■ The tasks:
[a] Reproduce the passage of the receiver static thread between "I fought an" and "best of luck.", inclusive.
[b] Name every piece of audio or video equipment that the receiver static thread identifies by model number.

■ Text section:
·····

# Onkyo TX-NR3010 - intermittent static in right channel



## jimbodude (Jul 26, 2011)

I just received the 3010 today from accessories4less.com. Refurbished, 1 year warranty. I'm having intermittent static in the Right Front channel. All other active channels (L, C, Surround L+R, Surround Back L+R) sound clean. The static is clearly audible, and is usually at least as loud as whatever source is playing back. Once it starts, it happens for several seconds to several minutes. The static changes in tone and volume at seemingly random time intervals. Static continues even continues if I select one of the unconnected analog inputs. Turning on the Audyssey and Dynamic EQ seems to make it louder, but disabling these features does not eliminate the static. Muting immediately stops the static, but it typically returns when unmuted.

I just sat here for a while with the receiver on and an HDMI input selected that has no audio playing. Static came on briefly a couple of times over the hour-ish I was sitting around, and stopped without me doing anything. I've heard it on several other inputs and with audio playing, too, including the built-in Spotify and TiVo over HDMI.

The 3010 is replacing a Denon 2807. No other components or cabling has changed, except for the removal of an HDMI switch. The placement of all components is also the same. The speaker connections are bare #14 speaker wire in the screw posts. I re-connected R, and it is quite tight, as are all other channels.

I've reached out to Onkyo support with a similar description. Any theories?


----------



## willis7469 (Jan 31, 2014)

Hey Jimbo, do you have any Hamm radio operators near you? My former neighbor was(bless his soul), and I had lots of interference off and on over the years. I mostly had trouble hearing him in the subwoofers, but RF can do some crazy stuff. Just an idea.


----------



## jimbodude (Jul 26, 2011)

I was thinking it might be RF something... It is strange that it is only interfering with one channel, though. I'm shutting down anything that puts out WiFi or Bluetooth in this room now. Most of my stuff in here is already ethernet, though...


----------



## jimbodude (Jul 26, 2011)

Here's a 30 second clip of what it sounds like:
https://drive.google.com/file/d/0B6MInC4KU7YNU2VYYWZBR0xIVXc/edit?usp=sharing

This is with all input sources powered down and the receiver playing back on one of the HDMI inputs. I shut down a couple of Bluetooth adapters that should not be connected to anything anyway - no effect. I did some large file transfers to my laptop that would saturate the WiFi - static started at around the same time, but did not stop after stopping the transfer and disabling WiFi on the laptop, so it could be coincidental. I put my phone and tablet each in airplane mode - no effect. Everything else in this room is hardwired, I think.


----------



## listenloud83 (Oct 18, 2013)

I fought an issue exactly like this with my pioneer vsx-51 and Samsung bdf-5900. I searched for days trying to figure it out and discovered it was caused by the blu ray player. It has touch sensitive controls on top that as soon as I separated the blu ray player and receiver about a foot the noise would stop. It really stumped me! Hope this helps and best of luck.


----------



## jimbodude (Jul 26, 2011)

I really hope it is something stupid like that... With the return policy, I'll be out shipping costs at a minimum ($100), assuming they can reproduce the issue. Still haven't heard a word from Onkyo or accessories4less.

·····

Region and label listings
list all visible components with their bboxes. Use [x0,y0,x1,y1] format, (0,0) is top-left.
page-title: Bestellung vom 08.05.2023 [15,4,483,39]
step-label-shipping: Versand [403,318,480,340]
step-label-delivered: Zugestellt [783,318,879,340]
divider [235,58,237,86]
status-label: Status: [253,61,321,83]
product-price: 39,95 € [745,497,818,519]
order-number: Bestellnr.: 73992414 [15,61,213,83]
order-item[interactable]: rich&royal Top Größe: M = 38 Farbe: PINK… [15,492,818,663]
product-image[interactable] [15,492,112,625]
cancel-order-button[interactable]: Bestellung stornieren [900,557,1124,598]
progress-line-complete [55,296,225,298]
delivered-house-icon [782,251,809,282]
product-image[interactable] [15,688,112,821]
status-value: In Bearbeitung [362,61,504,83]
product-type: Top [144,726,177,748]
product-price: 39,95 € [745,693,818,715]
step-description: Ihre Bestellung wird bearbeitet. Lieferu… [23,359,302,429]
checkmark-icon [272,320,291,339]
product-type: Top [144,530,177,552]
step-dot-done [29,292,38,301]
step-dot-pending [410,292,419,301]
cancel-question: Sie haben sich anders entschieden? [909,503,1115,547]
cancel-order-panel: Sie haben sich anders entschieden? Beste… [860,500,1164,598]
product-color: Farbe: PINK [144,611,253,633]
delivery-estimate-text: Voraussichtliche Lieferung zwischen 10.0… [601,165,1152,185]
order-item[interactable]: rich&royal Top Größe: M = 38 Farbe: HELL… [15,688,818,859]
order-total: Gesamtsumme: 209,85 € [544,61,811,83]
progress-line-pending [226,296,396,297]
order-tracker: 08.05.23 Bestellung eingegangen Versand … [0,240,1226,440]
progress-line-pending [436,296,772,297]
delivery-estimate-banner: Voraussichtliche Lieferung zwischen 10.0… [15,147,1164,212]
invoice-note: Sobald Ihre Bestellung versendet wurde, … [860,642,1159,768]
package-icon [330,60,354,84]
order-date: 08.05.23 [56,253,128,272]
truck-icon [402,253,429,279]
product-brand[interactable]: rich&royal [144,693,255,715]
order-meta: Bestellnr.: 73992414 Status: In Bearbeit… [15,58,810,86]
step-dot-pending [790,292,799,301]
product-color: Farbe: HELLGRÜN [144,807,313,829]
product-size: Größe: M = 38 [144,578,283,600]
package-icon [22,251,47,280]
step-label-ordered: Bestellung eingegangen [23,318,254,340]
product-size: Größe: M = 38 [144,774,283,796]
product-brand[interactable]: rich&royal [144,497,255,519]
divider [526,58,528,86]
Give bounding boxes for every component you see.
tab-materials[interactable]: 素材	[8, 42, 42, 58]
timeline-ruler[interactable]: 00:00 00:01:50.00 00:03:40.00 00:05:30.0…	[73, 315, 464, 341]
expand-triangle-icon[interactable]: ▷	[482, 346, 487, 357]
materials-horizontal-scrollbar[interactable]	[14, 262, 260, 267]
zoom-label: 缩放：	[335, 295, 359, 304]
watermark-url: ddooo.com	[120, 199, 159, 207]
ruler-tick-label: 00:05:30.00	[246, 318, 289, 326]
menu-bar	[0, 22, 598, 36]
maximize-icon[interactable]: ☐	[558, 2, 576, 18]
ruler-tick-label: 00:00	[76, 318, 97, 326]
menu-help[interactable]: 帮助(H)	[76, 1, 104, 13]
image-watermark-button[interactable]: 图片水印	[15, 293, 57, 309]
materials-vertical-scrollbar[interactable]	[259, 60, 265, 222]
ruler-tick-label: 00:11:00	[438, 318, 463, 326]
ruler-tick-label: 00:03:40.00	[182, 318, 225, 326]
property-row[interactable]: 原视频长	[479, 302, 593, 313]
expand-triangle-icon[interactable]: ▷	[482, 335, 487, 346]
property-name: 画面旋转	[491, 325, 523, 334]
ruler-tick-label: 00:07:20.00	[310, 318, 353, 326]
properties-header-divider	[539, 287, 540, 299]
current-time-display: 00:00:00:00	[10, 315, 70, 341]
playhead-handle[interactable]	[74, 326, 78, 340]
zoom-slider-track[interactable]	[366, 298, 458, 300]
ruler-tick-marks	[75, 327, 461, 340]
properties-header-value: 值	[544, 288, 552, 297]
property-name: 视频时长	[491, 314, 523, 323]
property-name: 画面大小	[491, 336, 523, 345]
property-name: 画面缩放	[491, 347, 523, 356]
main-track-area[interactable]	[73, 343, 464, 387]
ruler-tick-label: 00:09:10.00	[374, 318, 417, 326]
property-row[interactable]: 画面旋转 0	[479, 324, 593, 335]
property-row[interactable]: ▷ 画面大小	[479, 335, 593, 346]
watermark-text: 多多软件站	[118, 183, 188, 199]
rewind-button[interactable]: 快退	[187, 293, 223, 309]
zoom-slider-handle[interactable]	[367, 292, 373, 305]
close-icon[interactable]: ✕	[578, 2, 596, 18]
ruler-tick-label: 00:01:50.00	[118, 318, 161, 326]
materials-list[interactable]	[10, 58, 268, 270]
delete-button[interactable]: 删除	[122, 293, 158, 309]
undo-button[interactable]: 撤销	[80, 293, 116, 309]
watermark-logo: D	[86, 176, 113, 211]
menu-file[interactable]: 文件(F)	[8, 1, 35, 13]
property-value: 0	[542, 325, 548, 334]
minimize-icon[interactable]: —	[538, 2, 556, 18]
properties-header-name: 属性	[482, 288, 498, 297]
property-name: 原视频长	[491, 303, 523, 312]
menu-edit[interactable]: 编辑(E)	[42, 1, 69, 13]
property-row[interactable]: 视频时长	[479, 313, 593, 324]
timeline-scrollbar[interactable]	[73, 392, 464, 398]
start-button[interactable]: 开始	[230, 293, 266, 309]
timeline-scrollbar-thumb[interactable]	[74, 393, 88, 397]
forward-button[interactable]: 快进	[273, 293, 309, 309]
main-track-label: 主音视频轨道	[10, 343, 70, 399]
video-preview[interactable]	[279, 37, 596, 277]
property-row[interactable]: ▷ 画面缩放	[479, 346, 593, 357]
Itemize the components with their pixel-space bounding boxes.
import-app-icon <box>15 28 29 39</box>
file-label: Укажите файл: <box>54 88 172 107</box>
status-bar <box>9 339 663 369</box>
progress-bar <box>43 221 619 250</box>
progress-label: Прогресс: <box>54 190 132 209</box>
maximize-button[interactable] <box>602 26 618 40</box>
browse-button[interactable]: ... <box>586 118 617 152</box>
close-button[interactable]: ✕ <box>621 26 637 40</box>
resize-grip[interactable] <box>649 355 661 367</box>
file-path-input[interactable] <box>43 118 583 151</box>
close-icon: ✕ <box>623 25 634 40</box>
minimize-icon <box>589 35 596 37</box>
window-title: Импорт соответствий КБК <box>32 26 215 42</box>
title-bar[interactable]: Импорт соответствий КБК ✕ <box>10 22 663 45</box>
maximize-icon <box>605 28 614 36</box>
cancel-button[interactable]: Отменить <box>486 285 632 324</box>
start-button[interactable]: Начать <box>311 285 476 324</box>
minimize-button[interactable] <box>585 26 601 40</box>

·····

■ Per-task outputs:
[a]
I fought an issue exactly like this with my pioneer vsx-51 and Samsung bdf-5900. I searched for days trying to figure it out and discovered it was caused by the blu ray player. It has touch sensitive controls on top that as soon as I separated the blu ray player and receiver about a foot the noise would stop. It really stumped me! Hope this helps and best of luck.

[b]
- Onkyo TX-NR3010
- Denon 2807
- pioneer vsx-51
- Samsung bdf-5900